| TASK REQUIREMENTS |
Answer with one number: how many lines hold the string "disorders".

Entries from a dataset
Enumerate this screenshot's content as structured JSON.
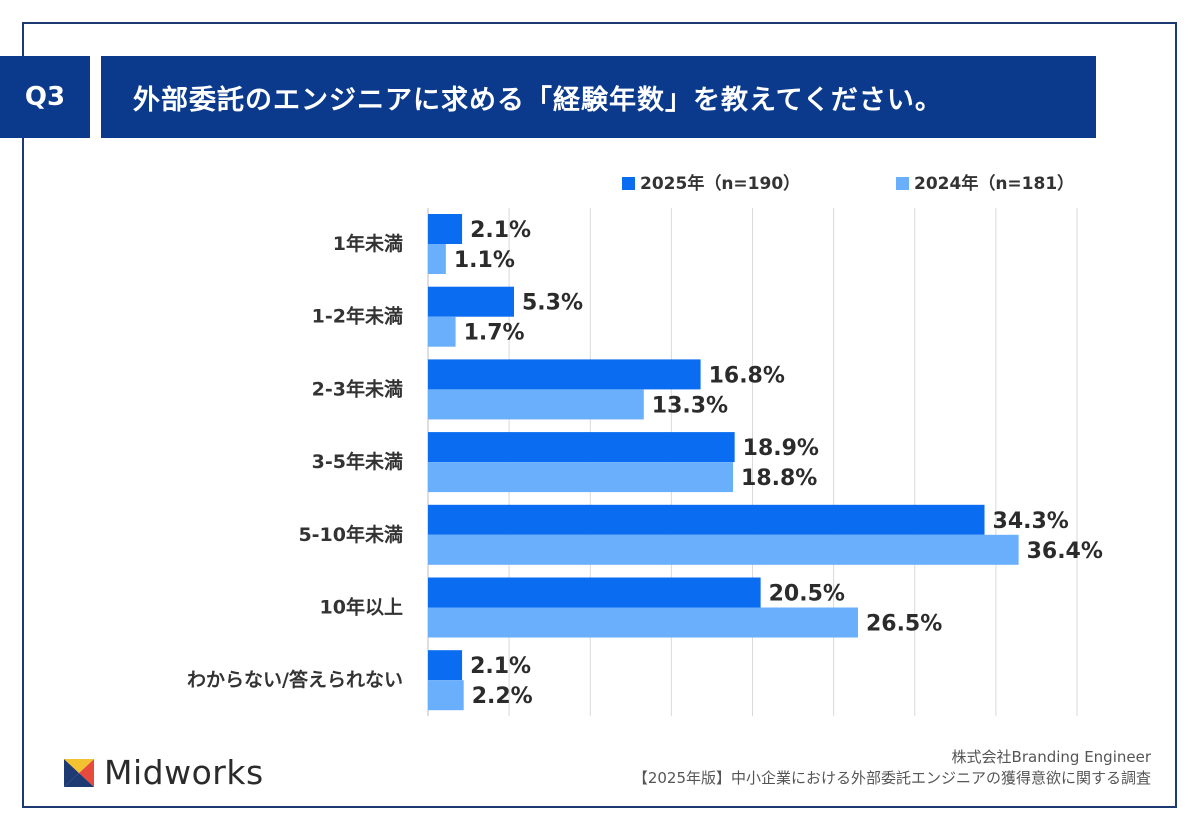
{
  "header": {
    "badge": "Q3",
    "title": "外部委託のエンジニアに求める「経験年数」を教えてください。"
  },
  "chart_data": {
    "type": "bar",
    "orientation": "horizontal",
    "categories": [
      "1年未満",
      "1-2年未満",
      "2-3年未満",
      "3-5年未満",
      "5-10年未満",
      "10年以上",
      "わからない/答えられない"
    ],
    "series": [
      {
        "name": "2025年（n=190）",
        "color": "#0a6cf0",
        "values": [
          2.1,
          5.3,
          16.8,
          18.9,
          34.3,
          20.5,
          2.1
        ],
        "labels": [
          "2.1%",
          "5.3%",
          "16.8%",
          "18.9%",
          "34.3%",
          "20.5%",
          "2.1%"
        ]
      },
      {
        "name": "2024年（n=181）",
        "color": "#6aaffb",
        "values": [
          1.1,
          1.7,
          13.3,
          18.8,
          36.4,
          26.5,
          2.2
        ],
        "labels": [
          "1.1%",
          "1.7%",
          "13.3%",
          "18.8%",
          "36.4%",
          "26.5%",
          "2.2%"
        ]
      }
    ],
    "xlim": [
      0,
      40
    ],
    "grid": true,
    "legend_position": "top-right"
  },
  "footer": {
    "logo_text": "Midworks",
    "company": "株式会社Branding Engineer",
    "survey": "【2025年版】中小企業における外部委託エンジニアの獲得意欲に関する調査"
  }
}
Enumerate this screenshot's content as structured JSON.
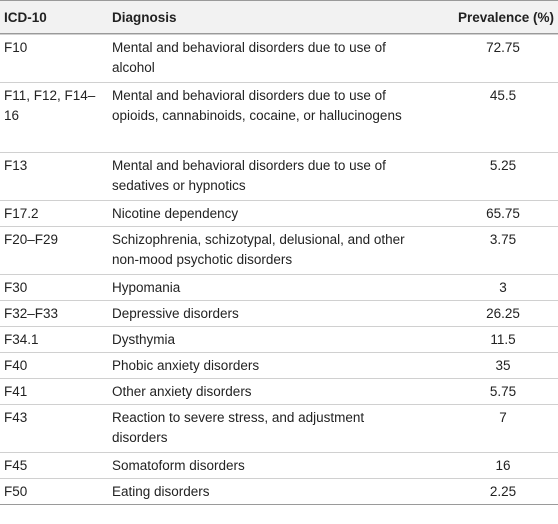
{
  "table": {
    "headers": {
      "code": "ICD-10",
      "diagnosis": "Diagnosis",
      "prevalence": "Prevalence (%)"
    },
    "rows": [
      {
        "code": "F10",
        "diagnosis": "Mental and behavioral disorders due to use of alcohol",
        "prevalence": "72.75"
      },
      {
        "code": "F11, F12, F14–16",
        "diagnosis": "Mental and behavioral disorders due to use of opioids, cannabinoids, cocaine, or hallucinogens",
        "prevalence": "45.5"
      },
      {
        "code": "F13",
        "diagnosis": "Mental and behavioral disorders due to use of sedatives or hypnotics",
        "prevalence": "5.25"
      },
      {
        "code": "F17.2",
        "diagnosis": "Nicotine dependency",
        "prevalence": "65.75"
      },
      {
        "code": "F20–F29",
        "diagnosis": "Schizophrenia, schizotypal, delusional, and other non-mood psychotic disorders",
        "prevalence": "3.75"
      },
      {
        "code": "F30",
        "diagnosis": "Hypomania",
        "prevalence": "3"
      },
      {
        "code": "F32–F33",
        "diagnosis": "Depressive disorders",
        "prevalence": "26.25"
      },
      {
        "code": "F34.1",
        "diagnosis": "Dysthymia",
        "prevalence": "11.5"
      },
      {
        "code": "F40",
        "diagnosis": "Phobic anxiety disorders",
        "prevalence": "35"
      },
      {
        "code": "F41",
        "diagnosis": "Other anxiety disorders",
        "prevalence": "5.75"
      },
      {
        "code": "F43",
        "diagnosis": "Reaction to severe stress, and adjustment disorders",
        "prevalence": "7"
      },
      {
        "code": "F45",
        "diagnosis": "Somatoform disorders",
        "prevalence": "16"
      },
      {
        "code": "F50",
        "diagnosis": "Eating disorders",
        "prevalence": "2.25"
      }
    ]
  }
}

| FULL ANSWER |
10